Passage -
--------------------------------------------------

In [1]:
import pandas as pd
import sqlite3
import time
import numpy as np

path = '/home/td/Documents'


In [2]:
url = 'https://s3-us-west-2.amazonaws.com/pcadsassessment/parking_citations.corrupted.csv'
df = pd.read_csv(url)
df.to_csv('{path}/tickets.csv'.format(path = path), index = False)
    

  interactivity=interactivity, compiler=compiler, result=result)


In [12]:
def pandas_most_common_makes(df):
    return df['Make'].value_counts()[:25].index.tolist()


def sqlite_most_common_names(conn):
    res = conn.execute('''Select Make, COUNT(Make) As count_col
                    from tickets
                    group by Make
                    order by count_col DESC
                    LIMIT 25;''')
    
    res = [i[0] for i in res]
    print('here', res)
    return res


def pandas_most_common_color_per_make(df):
    result_series =  df.groupby('Make')['Color'].agg(lambda x: x.value_counts(dropna = False).index[0])

--------------------------------------------------

Problem to work on - Continue the pandas and SQLite notebook code from its last line.

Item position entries
--------------------------------------------------

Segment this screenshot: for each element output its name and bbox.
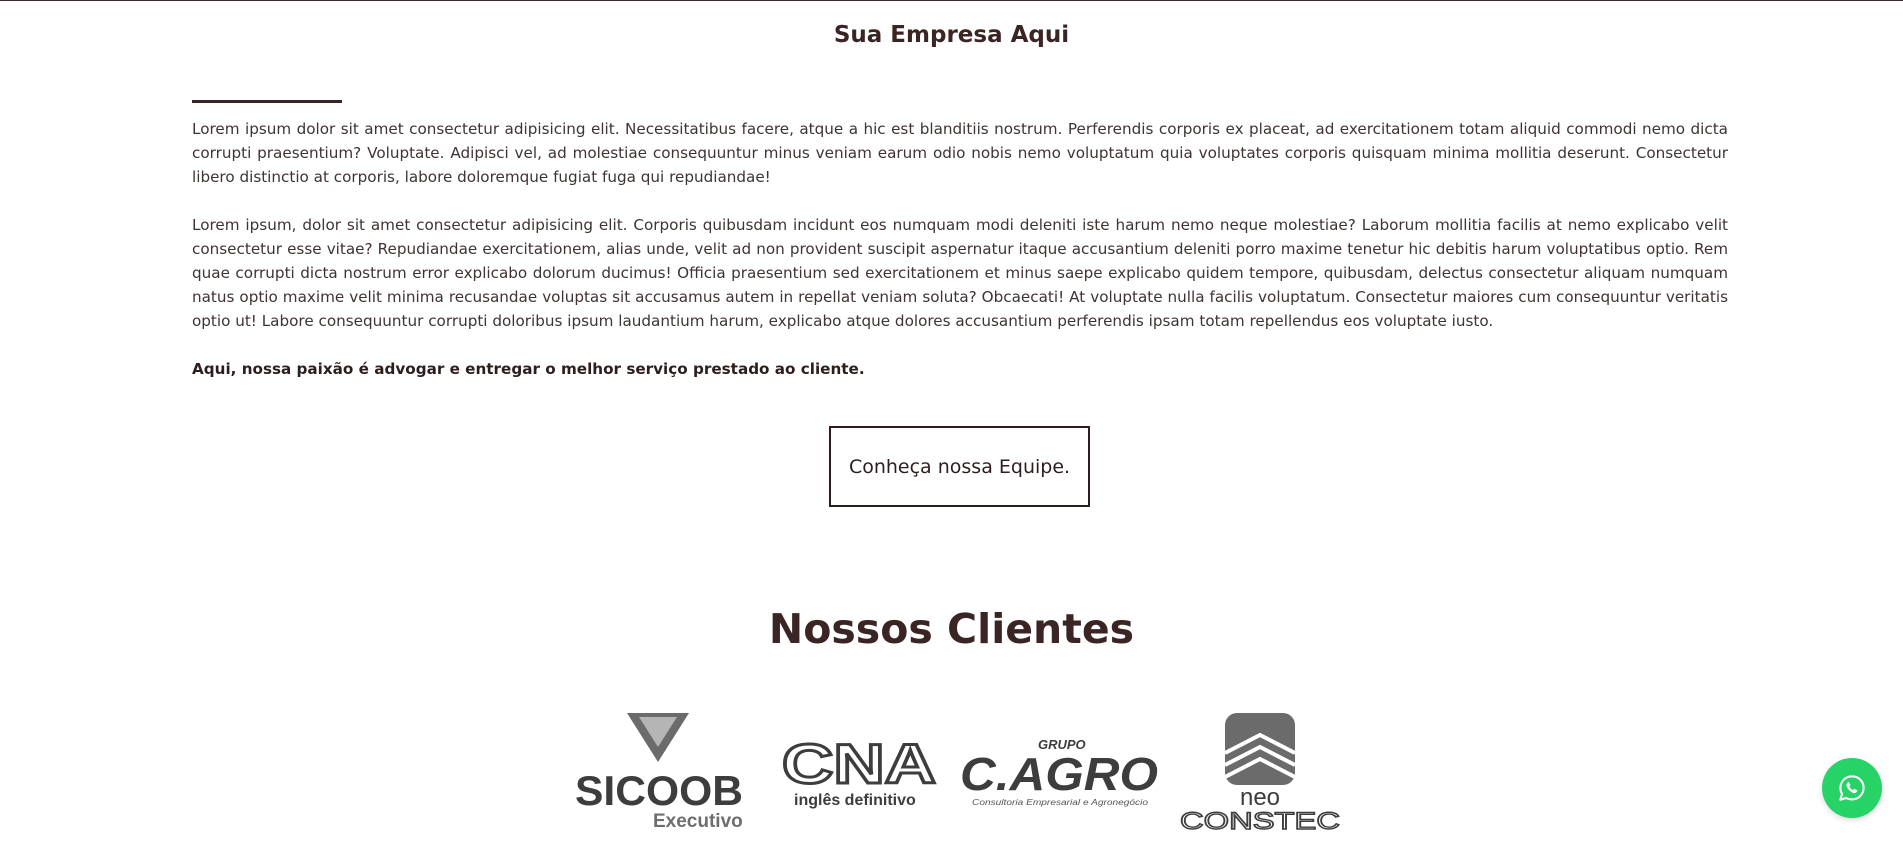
whatsapp-icon [1839, 775, 1865, 801]
cna-logo-sub: inglês definitivo [794, 792, 916, 809]
cna-logo: CNA inglês definitivo [780, 731, 940, 817]
constec-logo-text: CONSTEC [1180, 808, 1340, 831]
client-logos: SICOOB Executivo CNA inglês definitivo G… [0, 705, 1903, 850]
about-paragraph-2: Lorem ipsum, dolor sit amet consectetur … [192, 216, 1728, 330]
neo-constec-logo: neo CONSTEC [1178, 713, 1343, 836]
cagro-logo-text: C.AGRO [960, 748, 1158, 800]
section-title: Sua Empresa Aqui [833, 22, 1070, 48]
sicoob-logo-text: SICOOB [575, 767, 743, 814]
cna-logo-text: CNA [782, 733, 936, 795]
top-divider [0, 0, 1903, 1]
sicoob-logo: SICOOB Executivo [575, 705, 747, 834]
about-highlight: Aqui, nossa paixão é advogar e entregar … [192, 360, 865, 378]
cagro-logo: GRUPO C.AGRO Consultoria Empresarial e A… [958, 735, 1163, 814]
cagro-logo-sub: Consultoria Empresarial e Agronegócio [972, 798, 1149, 807]
about-paragraph-1: Lorem ipsum dolor sit amet consectetur a… [192, 120, 1728, 186]
whatsapp-button[interactable] [1822, 758, 1882, 818]
meet-team-button[interactable]: Conheça nossa Equipe. [829, 426, 1090, 507]
clients-title: Nossos Clientes [768, 605, 1135, 653]
sicoob-logo-sub: Executivo [653, 811, 743, 830]
title-accent-bar [192, 100, 342, 103]
neo-logo-text: neo [1240, 784, 1280, 811]
about-content: Lorem ipsum dolor sit amet consectetur a… [192, 117, 1728, 381]
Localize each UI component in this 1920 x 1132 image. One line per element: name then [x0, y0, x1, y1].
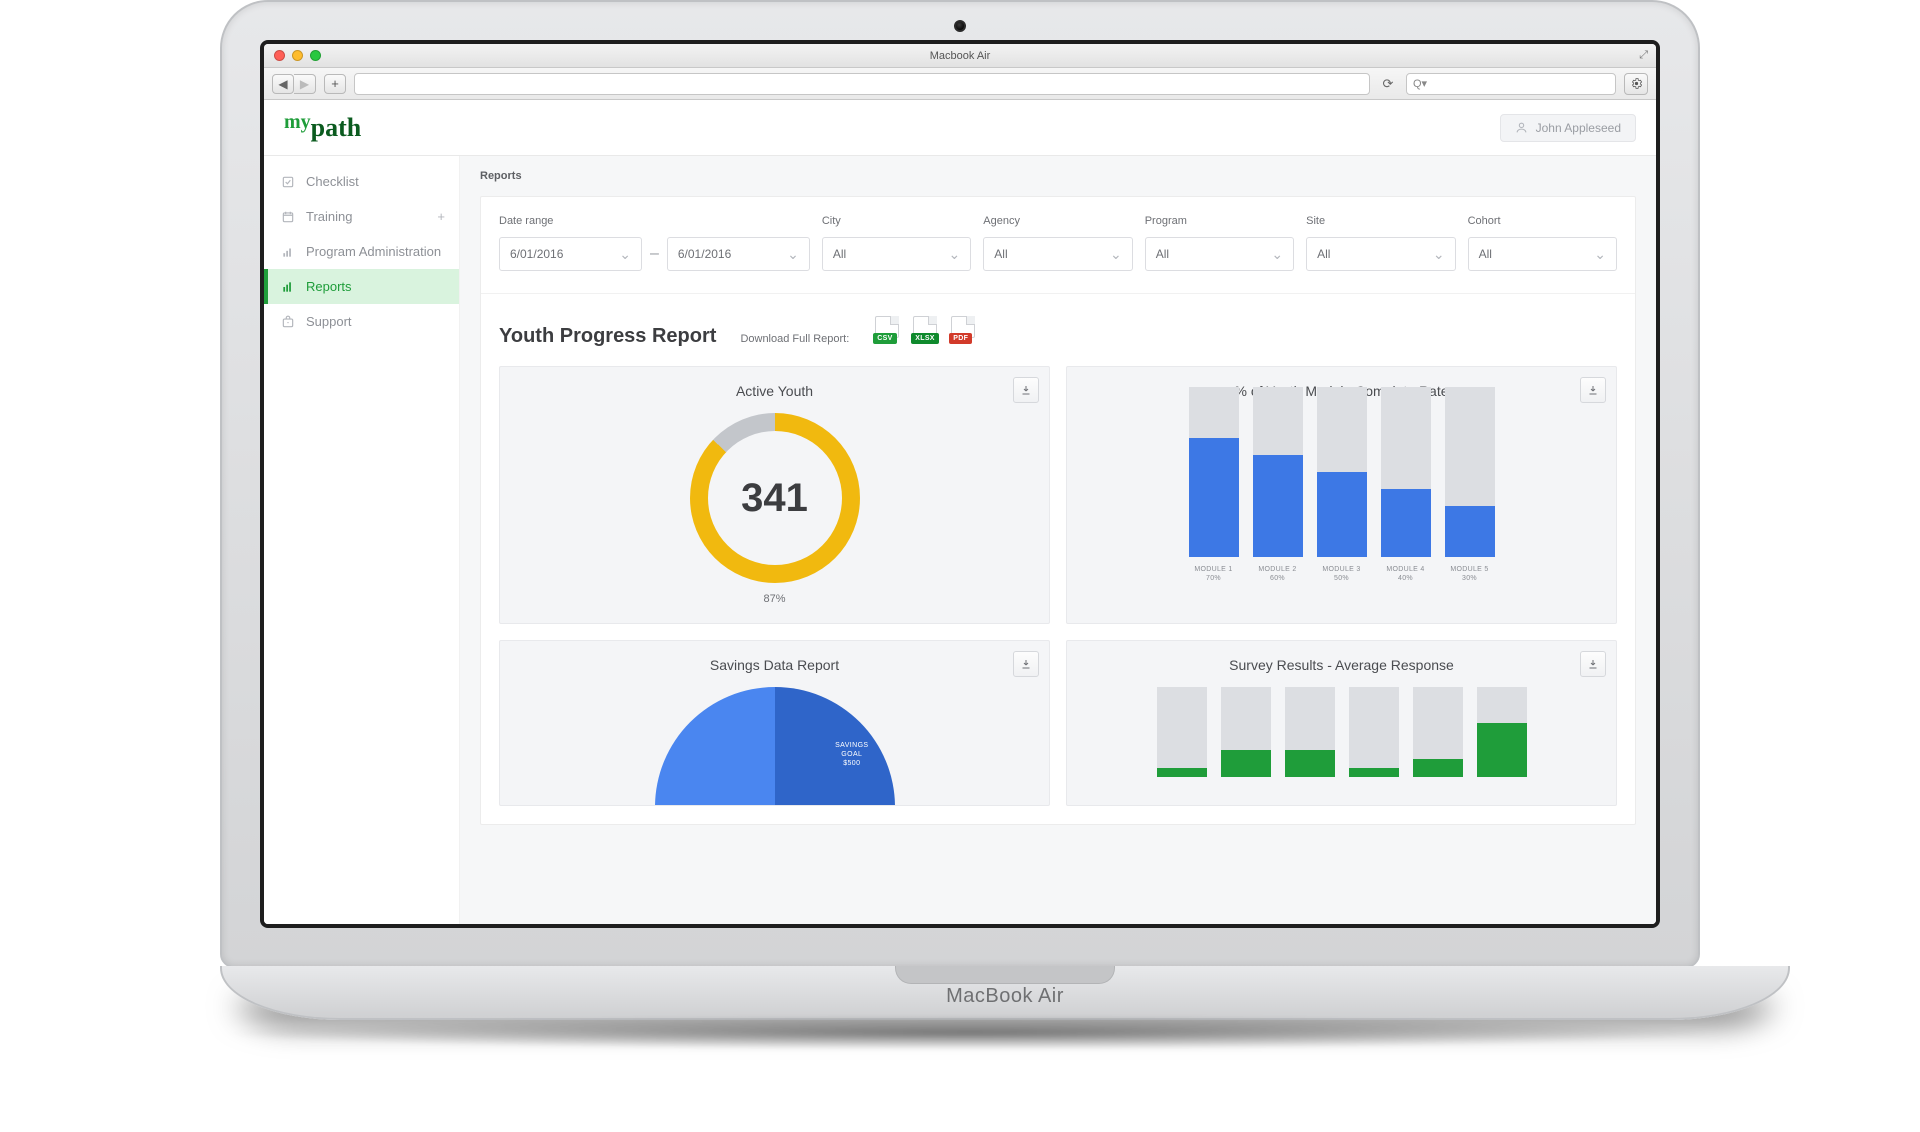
donut-chart: 341	[690, 413, 860, 583]
chevron-down-icon: ⌄	[1271, 246, 1283, 263]
card-savings-data: Savings Data Report SAVINGS GOAL $500	[499, 640, 1050, 806]
reports-icon	[280, 280, 296, 294]
card-download-button[interactable]	[1013, 377, 1039, 403]
download-icon	[1020, 658, 1032, 670]
user-menu[interactable]: John Appleseed	[1500, 114, 1636, 142]
training-icon	[280, 210, 296, 224]
card-download-button[interactable]	[1580, 377, 1606, 403]
support-icon	[280, 315, 296, 329]
filters-row: Date range 6/01/2016 ⌄ –	[481, 197, 1635, 294]
user-icon	[1515, 121, 1528, 134]
sidebar-item-admin[interactable]: Program Administration	[264, 234, 459, 269]
date-from-select[interactable]: 6/01/2016 ⌄	[499, 237, 642, 271]
card-survey-results: Survey Results - Average Response	[1066, 640, 1617, 806]
chevron-down-icon: ⌄	[787, 246, 799, 263]
traffic-close-icon[interactable]	[274, 50, 285, 61]
nav-back-button[interactable]: ◀	[272, 74, 294, 94]
sidebar-item-support[interactable]: Support	[264, 304, 459, 339]
reload-icon[interactable]: ⟳	[1378, 76, 1398, 92]
filter-label: City	[822, 215, 971, 227]
expand-icon[interactable]: ⤢	[1639, 49, 1648, 62]
chevron-down-icon: ⌄	[1594, 246, 1606, 263]
checklist-icon	[280, 175, 296, 189]
filter-label: Date range	[499, 215, 810, 227]
nav-forward-button[interactable]: ▶	[294, 74, 316, 94]
sidebar-item-checklist[interactable]: Checklist	[264, 164, 459, 199]
browser-toolbar: ◀ ▶ + ⟳ Q▾	[264, 68, 1656, 100]
chevron-down-icon: ⌄	[949, 246, 961, 263]
site-select[interactable]: All⌄	[1306, 237, 1455, 271]
browser-settings-button[interactable]	[1624, 73, 1648, 95]
card-download-button[interactable]	[1013, 651, 1039, 677]
city-select[interactable]: All⌄	[822, 237, 971, 271]
bar-chart	[1083, 687, 1600, 777]
new-tab-button[interactable]: +	[324, 74, 346, 94]
filter-label: Site	[1306, 215, 1455, 227]
download-label: Download Full Report:	[740, 333, 849, 345]
expand-icon: +	[437, 209, 445, 224]
filter-label: Cohort	[1468, 215, 1617, 227]
user-name: John Appleseed	[1536, 121, 1621, 135]
sidebar-item-label: Checklist	[306, 174, 359, 189]
admin-icon	[280, 245, 296, 259]
date-to-select[interactable]: 6/01/2016 ⌄	[667, 237, 810, 271]
app-logo: mypath	[284, 113, 361, 143]
sidebar-item-label: Program Administration	[306, 244, 441, 259]
sidebar-item-label: Reports	[306, 279, 352, 294]
donut-percent: 87%	[763, 593, 785, 605]
laptop-mockup: Macbook Air ⤢ ◀ ▶ + ⟳ Q▾	[220, 0, 1700, 1050]
chevron-down-icon: ⌄	[1110, 246, 1122, 263]
download-pdf-button[interactable]: PDF	[949, 320, 977, 342]
download-xlsx-button[interactable]: XLSX	[911, 320, 939, 342]
card-title: Survey Results - Average Response	[1083, 657, 1600, 673]
donut-value: 341	[690, 413, 860, 583]
download-csv-button[interactable]: CSV	[873, 320, 901, 342]
window-title: Macbook Air	[930, 50, 991, 62]
bar-chart: MODULE 170% MODULE 260% MODULE 350% MODU…	[1083, 413, 1600, 583]
sidebar: Checklist Training +	[264, 156, 460, 924]
sidebar-item-training[interactable]: Training +	[264, 199, 459, 234]
traffic-minimize-icon[interactable]	[292, 50, 303, 61]
report-title: Youth Progress Report	[499, 325, 716, 348]
chevron-down-icon: ⌄	[1433, 246, 1445, 263]
card-active-youth: Active Youth 341 87%	[499, 366, 1050, 624]
device-model-label: MacBook Air	[946, 985, 1064, 1008]
program-select[interactable]: All⌄	[1145, 237, 1294, 271]
chevron-down-icon: ⌄	[619, 246, 631, 263]
pie-chart: SAVINGS GOAL $500	[655, 687, 895, 806]
card-module-complete: % of Youth Module Complete Rate MODULE 1…	[1066, 366, 1617, 624]
sidebar-item-label: Support	[306, 314, 352, 329]
camera-icon	[954, 20, 966, 32]
pie-slice-label: SAVINGS GOAL $500	[835, 741, 868, 768]
agency-select[interactable]: All⌄	[983, 237, 1132, 271]
filter-label: Agency	[983, 215, 1132, 227]
sidebar-item-reports[interactable]: Reports	[264, 269, 459, 304]
download-icon	[1587, 658, 1599, 670]
download-icon	[1587, 384, 1599, 396]
card-title: Savings Data Report	[516, 657, 1033, 673]
browser-search-input[interactable]: Q▾	[1406, 73, 1616, 95]
download-icon	[1020, 384, 1032, 396]
sidebar-item-label: Training	[306, 209, 352, 224]
os-titlebar: Macbook Air ⤢	[264, 44, 1656, 68]
filter-label: Program	[1145, 215, 1294, 227]
url-input[interactable]	[354, 73, 1370, 95]
card-title: Active Youth	[516, 383, 1033, 399]
breadcrumb: Reports	[460, 156, 1656, 196]
cohort-select[interactable]: All⌄	[1468, 237, 1617, 271]
card-download-button[interactable]	[1580, 651, 1606, 677]
traffic-zoom-icon[interactable]	[310, 50, 321, 61]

--------------------------------------------------

Answer to this problem -
    return result_series.to_dict()


def sqlites_most_common_color_per_make(conn):
    res = conn.execute('''SELECT FinalTable.Make, FinalTable.Color    
                            FROM    
                             ((SELECT tickets.Make, tickets.Color, Count(tickets.Color) AS color_count
                              FROM tickets
                              GROUP BY tickets.Make, tickets.Color) As CountMakeColor
                            JOIN
                             (SELECT dT.Make, Max(dT.color_count) As max_color_count
                              FROM
                                   (SELECT tickets.Make, tickets.Color, Count(tickets.Color) AS color_count
                                    FROM tickets
                                    GROUP BY tickets.Make, tickets.Color) As dT
                              GROUP BY dT.Make) As MaxColorCount
                              
                        ON CountMakeColor.Make = MaxColorCount.Make 
                        AND CountMakeColor.color_count = MaxColorCount.max_color_count) as FinalTable''')

    res_dict = dict()
    for i in res:
        res_dict.setdefault(i[0], [])
        res_dict[i[0]].append(i[1])
    for i in res_dict:
        res_dict[i].sort()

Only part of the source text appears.